» **Provided records**:
***
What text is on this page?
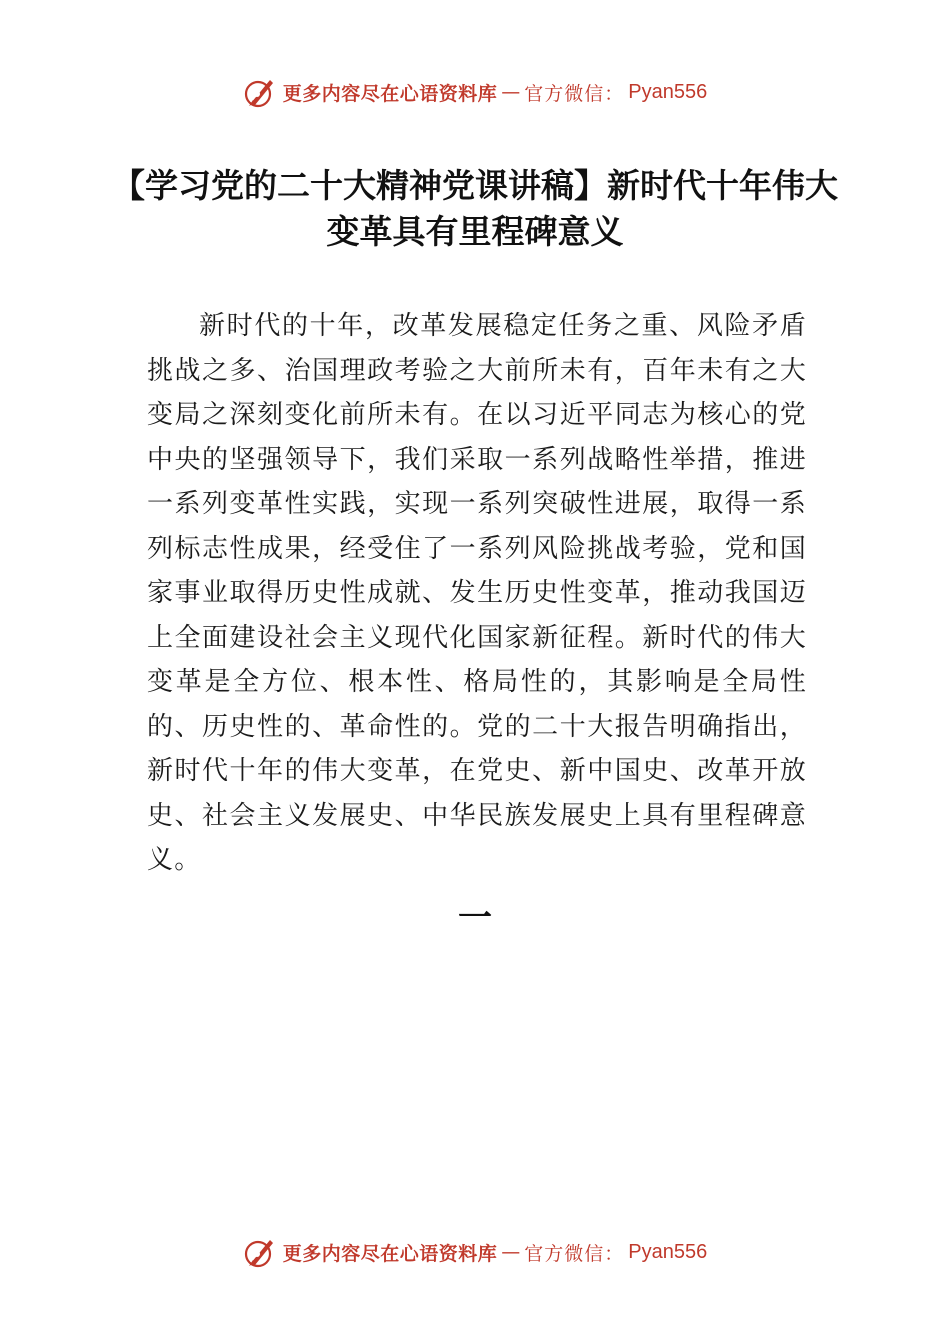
更多内容尽在心语资料库 — 官方微信： Pyan556
【学习党的二十大精神党课讲稿】新时代十年伟大变革具有里程碑意义

新时代的十年，改革发展稳定任务之重、风险矛盾挑战之多、治国理政考验之大前所未有，百年未有之大变局之深刻变化前所未有。在以习近平同志为核心的党中央的坚强领导下，我们采取一系列战略性举措，推进一系列变革性实践，实现一系列突破性进展，取得一系列标志性成果，经受住了一系列风险挑战考验，党和国家事业取得历史性成就、发生历史性变革，推动我国迈上全面建设社会主义现代化国家新征程。新时代的伟大变革是全方位、根本性、格局性的，其影响是全局性的、历史性的、革命性的。党的二十大报告明确指出，新时代十年的伟大变革，在党史、新中国史、改革开放史、社会主义发展史、中华民族发展史上具有里程碑意义。

一
更多内容尽在心语资料库 — 官方微信： Pyan556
***
» **Task prompt**: Copy out all the entries exactly. Images stay out of the copy.

» **Response**:
What text is on this page?
更多内容尽在心语资料库 — 官方微信： Pyan556
【学习党的二十大精神党课讲稿】新时代十年伟大变革具有里程碑意义

新时代的十年，改革发展稳定任务之重、风险矛盾挑战之多、治国理政考验之大前所未有，百年未有之大变局之深刻变化前所未有。在以习近平同志为核心的党中央的坚强领导下，我们采取一系列战略性举措，推进一系列变革性实践，实现一系列突破性进展，取得一系列标志性成果，经受住了一系列风险挑战考验，党和国家事业取得历史性成就、发生历史性变革，推动我国迈上全面建设社会主义现代化国家新征程。新时代的伟大变革是全方位、根本性、格局性的，其影响是全局性的、历史性的、革命性的。党的二十大报告明确指出，新时代十年的伟大变革，在党史、新中国史、改革开放史、社会主义发展史、中华民族发展史上具有里程碑意义。

一
更多内容尽在心语资料库 — 官方微信： Pyan556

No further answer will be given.